### Request
Reproduce every line of the records below verbatim, with no changes to any character.

### Supplied information
____________________
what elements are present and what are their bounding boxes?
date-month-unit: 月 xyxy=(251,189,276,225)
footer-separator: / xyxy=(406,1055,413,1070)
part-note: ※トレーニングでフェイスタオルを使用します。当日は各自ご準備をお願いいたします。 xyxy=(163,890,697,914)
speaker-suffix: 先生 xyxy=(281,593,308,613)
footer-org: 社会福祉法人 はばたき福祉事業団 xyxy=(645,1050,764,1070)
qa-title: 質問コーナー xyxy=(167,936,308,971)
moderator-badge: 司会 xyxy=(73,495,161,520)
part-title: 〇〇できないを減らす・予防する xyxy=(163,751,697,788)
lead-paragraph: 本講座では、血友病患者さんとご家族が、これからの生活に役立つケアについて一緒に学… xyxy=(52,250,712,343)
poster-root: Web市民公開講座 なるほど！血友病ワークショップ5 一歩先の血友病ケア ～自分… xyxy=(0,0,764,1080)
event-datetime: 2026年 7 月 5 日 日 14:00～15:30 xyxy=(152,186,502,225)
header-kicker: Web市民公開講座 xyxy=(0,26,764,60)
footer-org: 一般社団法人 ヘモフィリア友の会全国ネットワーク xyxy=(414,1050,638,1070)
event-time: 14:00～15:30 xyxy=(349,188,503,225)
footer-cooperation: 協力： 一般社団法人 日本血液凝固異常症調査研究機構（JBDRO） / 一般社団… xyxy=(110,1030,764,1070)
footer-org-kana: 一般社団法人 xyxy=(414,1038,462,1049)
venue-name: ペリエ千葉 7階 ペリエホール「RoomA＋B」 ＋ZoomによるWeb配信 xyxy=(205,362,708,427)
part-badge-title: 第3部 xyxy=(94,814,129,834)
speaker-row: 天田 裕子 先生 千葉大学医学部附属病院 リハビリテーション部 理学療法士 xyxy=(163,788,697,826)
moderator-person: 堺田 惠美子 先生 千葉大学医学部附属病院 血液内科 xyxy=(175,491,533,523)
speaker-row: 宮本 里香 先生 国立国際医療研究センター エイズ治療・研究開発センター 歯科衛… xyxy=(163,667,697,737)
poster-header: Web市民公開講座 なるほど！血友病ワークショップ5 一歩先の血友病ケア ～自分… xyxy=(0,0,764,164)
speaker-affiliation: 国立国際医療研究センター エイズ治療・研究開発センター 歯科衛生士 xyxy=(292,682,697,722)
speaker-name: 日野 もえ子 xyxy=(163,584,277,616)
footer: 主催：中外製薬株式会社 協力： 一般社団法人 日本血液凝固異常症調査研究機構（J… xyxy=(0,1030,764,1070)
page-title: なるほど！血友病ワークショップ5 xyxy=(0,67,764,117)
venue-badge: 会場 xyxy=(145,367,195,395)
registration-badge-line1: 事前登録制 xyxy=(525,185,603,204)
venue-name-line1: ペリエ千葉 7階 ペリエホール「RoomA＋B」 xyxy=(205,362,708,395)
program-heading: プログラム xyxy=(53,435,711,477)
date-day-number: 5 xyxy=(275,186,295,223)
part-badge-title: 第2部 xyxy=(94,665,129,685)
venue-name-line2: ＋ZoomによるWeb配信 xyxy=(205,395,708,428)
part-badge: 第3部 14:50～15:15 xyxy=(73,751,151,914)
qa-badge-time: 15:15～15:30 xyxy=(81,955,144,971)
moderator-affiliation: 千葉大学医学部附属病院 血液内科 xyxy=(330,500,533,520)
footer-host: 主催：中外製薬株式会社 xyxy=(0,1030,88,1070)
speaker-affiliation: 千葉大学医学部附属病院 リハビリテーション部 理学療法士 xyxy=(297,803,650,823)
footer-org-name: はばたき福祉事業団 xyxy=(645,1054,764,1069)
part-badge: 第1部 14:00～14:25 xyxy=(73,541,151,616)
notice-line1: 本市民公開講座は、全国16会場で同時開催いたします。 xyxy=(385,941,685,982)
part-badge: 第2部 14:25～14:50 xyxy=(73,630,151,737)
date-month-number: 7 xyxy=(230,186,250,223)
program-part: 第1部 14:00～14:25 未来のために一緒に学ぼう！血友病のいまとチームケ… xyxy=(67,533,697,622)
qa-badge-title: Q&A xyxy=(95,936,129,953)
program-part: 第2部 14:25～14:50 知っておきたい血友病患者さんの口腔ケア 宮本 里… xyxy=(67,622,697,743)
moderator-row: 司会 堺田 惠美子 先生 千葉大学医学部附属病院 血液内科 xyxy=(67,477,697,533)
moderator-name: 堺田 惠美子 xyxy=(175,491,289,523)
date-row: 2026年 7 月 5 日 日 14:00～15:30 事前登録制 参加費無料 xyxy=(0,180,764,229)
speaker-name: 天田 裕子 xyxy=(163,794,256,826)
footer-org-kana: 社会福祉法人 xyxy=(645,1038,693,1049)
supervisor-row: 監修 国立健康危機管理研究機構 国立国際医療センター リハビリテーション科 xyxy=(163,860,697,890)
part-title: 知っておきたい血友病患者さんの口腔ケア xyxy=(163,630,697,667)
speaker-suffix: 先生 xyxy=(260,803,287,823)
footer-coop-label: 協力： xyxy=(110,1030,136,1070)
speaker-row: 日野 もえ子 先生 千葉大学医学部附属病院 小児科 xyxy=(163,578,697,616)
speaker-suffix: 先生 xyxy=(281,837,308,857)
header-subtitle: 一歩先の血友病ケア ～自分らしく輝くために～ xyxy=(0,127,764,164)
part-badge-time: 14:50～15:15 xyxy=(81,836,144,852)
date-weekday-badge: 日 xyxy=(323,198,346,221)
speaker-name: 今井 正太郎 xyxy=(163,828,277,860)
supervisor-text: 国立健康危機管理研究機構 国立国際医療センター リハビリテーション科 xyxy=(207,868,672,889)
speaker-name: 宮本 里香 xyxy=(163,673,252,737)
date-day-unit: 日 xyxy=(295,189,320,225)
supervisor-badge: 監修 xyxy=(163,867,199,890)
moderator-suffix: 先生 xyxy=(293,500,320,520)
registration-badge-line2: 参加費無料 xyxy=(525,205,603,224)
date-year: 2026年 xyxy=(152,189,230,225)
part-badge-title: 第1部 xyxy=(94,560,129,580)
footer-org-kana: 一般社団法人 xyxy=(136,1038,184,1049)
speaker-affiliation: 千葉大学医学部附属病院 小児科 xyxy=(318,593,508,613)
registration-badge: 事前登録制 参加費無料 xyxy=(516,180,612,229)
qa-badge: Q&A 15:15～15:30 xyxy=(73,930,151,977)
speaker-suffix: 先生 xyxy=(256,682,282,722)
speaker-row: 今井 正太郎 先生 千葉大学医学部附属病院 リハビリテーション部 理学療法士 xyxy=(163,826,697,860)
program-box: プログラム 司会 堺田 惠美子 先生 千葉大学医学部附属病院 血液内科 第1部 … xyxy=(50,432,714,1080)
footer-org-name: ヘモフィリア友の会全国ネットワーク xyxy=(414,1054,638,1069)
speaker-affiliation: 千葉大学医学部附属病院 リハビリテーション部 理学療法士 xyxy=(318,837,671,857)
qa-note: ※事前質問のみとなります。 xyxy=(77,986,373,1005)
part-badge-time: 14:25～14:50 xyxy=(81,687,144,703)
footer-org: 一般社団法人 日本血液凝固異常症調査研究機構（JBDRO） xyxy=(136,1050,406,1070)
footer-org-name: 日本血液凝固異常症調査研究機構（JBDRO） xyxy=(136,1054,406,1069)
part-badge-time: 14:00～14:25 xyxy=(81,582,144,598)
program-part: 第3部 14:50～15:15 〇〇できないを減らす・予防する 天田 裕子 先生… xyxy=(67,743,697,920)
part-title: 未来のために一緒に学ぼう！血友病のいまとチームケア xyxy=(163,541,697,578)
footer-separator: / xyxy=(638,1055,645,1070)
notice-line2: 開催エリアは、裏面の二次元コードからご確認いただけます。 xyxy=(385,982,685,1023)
____________________
### Reply to the task
what elements are present and what are their bounding boxes?
date-month-unit: 月 xyxy=(251,189,276,225)
footer-separator: / xyxy=(406,1055,413,1070)
part-note: ※トレーニングでフェイスタオルを使用します。当日は各自ご準備をお願いいたします。 xyxy=(163,890,697,914)
speaker-suffix: 先生 xyxy=(281,593,308,613)
footer-org: 社会福祉法人 はばたき福祉事業団 xyxy=(645,1050,764,1070)
qa-title: 質問コーナー xyxy=(167,936,308,971)
moderator-badge: 司会 xyxy=(73,495,161,520)
part-title: 〇〇できないを減らす・予防する xyxy=(163,751,697,788)
lead-paragraph: 本講座では、血友病患者さんとご家族が、これからの生活に役立つケアについて一緒に学… xyxy=(52,250,712,343)
poster-root: Web市民公開講座 なるほど！血友病ワークショップ5 一歩先の血友病ケア ～自分… xyxy=(0,0,764,1080)
event-datetime: 2026年 7 月 5 日 日 14:00～15:30 xyxy=(152,186,502,225)
header-kicker: Web市民公開講座 xyxy=(0,26,764,60)
footer-org: 一般社団法人 ヘモフィリア友の会全国ネットワーク xyxy=(414,1050,638,1070)
event-time: 14:00～15:30 xyxy=(349,188,503,225)
footer-cooperation: 協力： 一般社団法人 日本血液凝固異常症調査研究機構（JBDRO） / 一般社団… xyxy=(110,1030,764,1070)
footer-org-kana: 一般社団法人 xyxy=(414,1038,462,1049)
venue-name: ペリエ千葉 7階 ペリエホール「RoomA＋B」 ＋ZoomによるWeb配信 xyxy=(205,362,708,427)
part-badge-title: 第3部 xyxy=(94,814,129,834)
speaker-row: 天田 裕子 先生 千葉大学医学部附属病院 リハビリテーション部 理学療法士 xyxy=(163,788,697,826)
moderator-person: 堺田 惠美子 先生 千葉大学医学部附属病院 血液内科 xyxy=(175,491,533,523)
speaker-row: 宮本 里香 先生 国立国際医療研究センター エイズ治療・研究開発センター 歯科衛… xyxy=(163,667,697,737)
poster-header: Web市民公開講座 なるほど！血友病ワークショップ5 一歩先の血友病ケア ～自分… xyxy=(0,0,764,164)
speaker-affiliation: 国立国際医療研究センター エイズ治療・研究開発センター 歯科衛生士 xyxy=(292,682,697,722)
speaker-name: 日野 もえ子 xyxy=(163,584,277,616)
footer: 主催：中外製薬株式会社 協力： 一般社団法人 日本血液凝固異常症調査研究機構（J… xyxy=(0,1030,764,1070)
page-title: なるほど！血友病ワークショップ5 xyxy=(0,67,764,117)
venue-badge: 会場 xyxy=(145,367,195,395)
registration-badge-line1: 事前登録制 xyxy=(525,185,603,204)
venue-name-line1: ペリエ千葉 7階 ペリエホール「RoomA＋B」 xyxy=(205,362,708,395)
program-heading: プログラム xyxy=(53,435,711,477)
date-day-number: 5 xyxy=(275,186,295,223)
part-badge-title: 第2部 xyxy=(94,665,129,685)
venue-name-line2: ＋ZoomによるWeb配信 xyxy=(205,395,708,428)
part-badge: 第3部 14:50～15:15 xyxy=(73,751,151,914)
qa-badge-time: 15:15～15:30 xyxy=(81,955,144,971)
moderator-affiliation: 千葉大学医学部附属病院 血液内科 xyxy=(330,500,533,520)
footer-host: 主催：中外製薬株式会社 xyxy=(0,1030,88,1070)
speaker-affiliation: 千葉大学医学部附属病院 リハビリテーション部 理学療法士 xyxy=(297,803,650,823)
footer-org-name: はばたき福祉事業団 xyxy=(645,1054,764,1069)
part-badge: 第1部 14:00～14:25 xyxy=(73,541,151,616)
notice-line1: 本市民公開講座は、全国16会場で同時開催いたします。 xyxy=(385,941,685,982)
part-badge: 第2部 14:25～14:50 xyxy=(73,630,151,737)
date-month-number: 7 xyxy=(230,186,250,223)
program-part: 第1部 14:00～14:25 未来のために一緒に学ぼう！血友病のいまとチームケ… xyxy=(67,533,697,622)
qa-badge-title: Q&A xyxy=(95,936,129,953)
program-part: 第2部 14:25～14:50 知っておきたい血友病患者さんの口腔ケア 宮本 里… xyxy=(67,622,697,743)
moderator-row: 司会 堺田 惠美子 先生 千葉大学医学部附属病院 血液内科 xyxy=(67,477,697,533)
moderator-name: 堺田 惠美子 xyxy=(175,491,289,523)
date-row: 2026年 7 月 5 日 日 14:00～15:30 事前登録制 参加費無料 xyxy=(0,180,764,229)
speaker-name: 天田 裕子 xyxy=(163,794,256,826)
footer-org-kana: 社会福祉法人 xyxy=(645,1038,693,1049)
supervisor-row: 監修 国立健康危機管理研究機構 国立国際医療センター リハビリテーション科 xyxy=(163,860,697,890)
part-title: 知っておきたい血友病患者さんの口腔ケア xyxy=(163,630,697,667)
speaker-suffix: 先生 xyxy=(260,803,287,823)
footer-coop-label: 協力： xyxy=(110,1030,136,1070)
speaker-row: 日野 もえ子 先生 千葉大学医学部附属病院 小児科 xyxy=(163,578,697,616)
speaker-suffix: 先生 xyxy=(281,837,308,857)
header-subtitle: 一歩先の血友病ケア ～自分らしく輝くために～ xyxy=(0,127,764,164)
part-badge-time: 14:50～15:15 xyxy=(81,836,144,852)
date-weekday-badge: 日 xyxy=(323,198,346,221)
speaker-name: 今井 正太郎 xyxy=(163,828,277,860)
supervisor-text: 国立健康危機管理研究機構 国立国際医療センター リハビリテーション科 xyxy=(207,868,672,889)
speaker-name: 宮本 里香 xyxy=(163,673,252,737)
date-day-unit: 日 xyxy=(295,189,320,225)
supervisor-badge: 監修 xyxy=(163,867,199,890)
moderator-suffix: 先生 xyxy=(293,500,320,520)
registration-badge-line2: 参加費無料 xyxy=(525,205,603,224)
date-year: 2026年 xyxy=(152,189,230,225)
part-badge-title: 第1部 xyxy=(94,560,129,580)
footer-org-kana: 一般社団法人 xyxy=(136,1038,184,1049)
speaker-affiliation: 千葉大学医学部附属病院 小児科 xyxy=(318,593,508,613)
registration-badge: 事前登録制 参加費無料 xyxy=(516,180,612,229)
qa-badge: Q&A 15:15～15:30 xyxy=(73,930,151,977)
speaker-suffix: 先生 xyxy=(256,682,282,722)
speaker-row: 今井 正太郎 先生 千葉大学医学部附属病院 リハビリテーション部 理学療法士 xyxy=(163,826,697,860)
program-box: プログラム 司会 堺田 惠美子 先生 千葉大学医学部附属病院 血液内科 第1部 … xyxy=(50,432,714,1080)
footer-org-name: ヘモフィリア友の会全国ネットワーク xyxy=(414,1054,638,1069)
speaker-affiliation: 千葉大学医学部附属病院 リハビリテーション部 理学療法士 xyxy=(318,837,671,857)
qa-note: ※事前質問のみとなります。 xyxy=(77,986,373,1005)
part-badge-time: 14:25～14:50 xyxy=(81,687,144,703)
footer-org: 一般社団法人 日本血液凝固異常症調査研究機構（JBDRO） xyxy=(136,1050,406,1070)
footer-org-name: 日本血液凝固異常症調査研究機構（JBDRO） xyxy=(136,1054,406,1069)
part-badge-time: 14:00～14:25 xyxy=(81,582,144,598)
program-part: 第3部 14:50～15:15 〇〇できないを減らす・予防する 天田 裕子 先生… xyxy=(67,743,697,920)
part-title: 未来のために一緒に学ぼう！血友病のいまとチームケア xyxy=(163,541,697,578)
footer-separator: / xyxy=(638,1055,645,1070)
notice-line2: 開催エリアは、裏面の二次元コードからご確認いただけます。 xyxy=(385,982,685,1023)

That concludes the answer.